Set exercise
Leaving out all images, write out the records that follow exactly.

Material
- - -

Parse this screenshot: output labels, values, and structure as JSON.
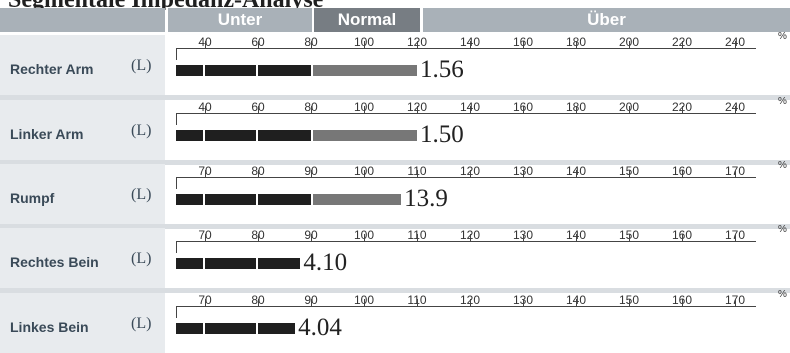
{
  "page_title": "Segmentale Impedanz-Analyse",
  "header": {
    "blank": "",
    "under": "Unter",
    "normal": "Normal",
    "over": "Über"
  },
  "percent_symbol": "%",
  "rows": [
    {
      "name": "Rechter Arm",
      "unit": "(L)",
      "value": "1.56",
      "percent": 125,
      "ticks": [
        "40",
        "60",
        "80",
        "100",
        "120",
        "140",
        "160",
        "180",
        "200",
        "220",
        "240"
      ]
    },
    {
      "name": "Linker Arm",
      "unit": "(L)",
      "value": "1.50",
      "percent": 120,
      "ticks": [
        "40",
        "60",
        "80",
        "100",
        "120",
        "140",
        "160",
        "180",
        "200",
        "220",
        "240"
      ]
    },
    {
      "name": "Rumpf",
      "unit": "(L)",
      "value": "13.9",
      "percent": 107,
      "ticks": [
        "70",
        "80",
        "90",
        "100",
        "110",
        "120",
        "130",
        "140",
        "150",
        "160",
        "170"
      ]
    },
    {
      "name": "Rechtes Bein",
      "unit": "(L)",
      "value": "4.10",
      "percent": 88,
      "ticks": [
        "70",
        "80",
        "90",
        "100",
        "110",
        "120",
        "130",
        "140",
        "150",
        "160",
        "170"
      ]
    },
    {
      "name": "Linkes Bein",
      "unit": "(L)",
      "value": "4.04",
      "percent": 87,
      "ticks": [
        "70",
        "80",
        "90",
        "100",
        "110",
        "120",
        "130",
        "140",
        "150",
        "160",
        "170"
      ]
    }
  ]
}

- - -

Result for this task
Parse this screenshot: output labels, values, and structure as JSON.
{
  "page_title": "Segmentale Impedanz-Analyse",
  "header": {
    "blank": "",
    "under": "Unter",
    "normal": "Normal",
    "over": "Über"
  },
  "percent_symbol": "%",
  "rows": [
    {
      "name": "Rechter Arm",
      "unit": "(L)",
      "value": "1.56",
      "percent": 125,
      "ticks": [
        "40",
        "60",
        "80",
        "100",
        "120",
        "140",
        "160",
        "180",
        "200",
        "220",
        "240"
      ]
    },
    {
      "name": "Linker Arm",
      "unit": "(L)",
      "value": "1.50",
      "percent": 120,
      "ticks": [
        "40",
        "60",
        "80",
        "100",
        "120",
        "140",
        "160",
        "180",
        "200",
        "220",
        "240"
      ]
    },
    {
      "name": "Rumpf",
      "unit": "(L)",
      "value": "13.9",
      "percent": 107,
      "ticks": [
        "70",
        "80",
        "90",
        "100",
        "110",
        "120",
        "130",
        "140",
        "150",
        "160",
        "170"
      ]
    },
    {
      "name": "Rechtes Bein",
      "unit": "(L)",
      "value": "4.10",
      "percent": 88,
      "ticks": [
        "70",
        "80",
        "90",
        "100",
        "110",
        "120",
        "130",
        "140",
        "150",
        "160",
        "170"
      ]
    },
    {
      "name": "Linkes Bein",
      "unit": "(L)",
      "value": "4.04",
      "percent": 87,
      "ticks": [
        "70",
        "80",
        "90",
        "100",
        "110",
        "120",
        "130",
        "140",
        "150",
        "160",
        "170"
      ]
    }
  ]
}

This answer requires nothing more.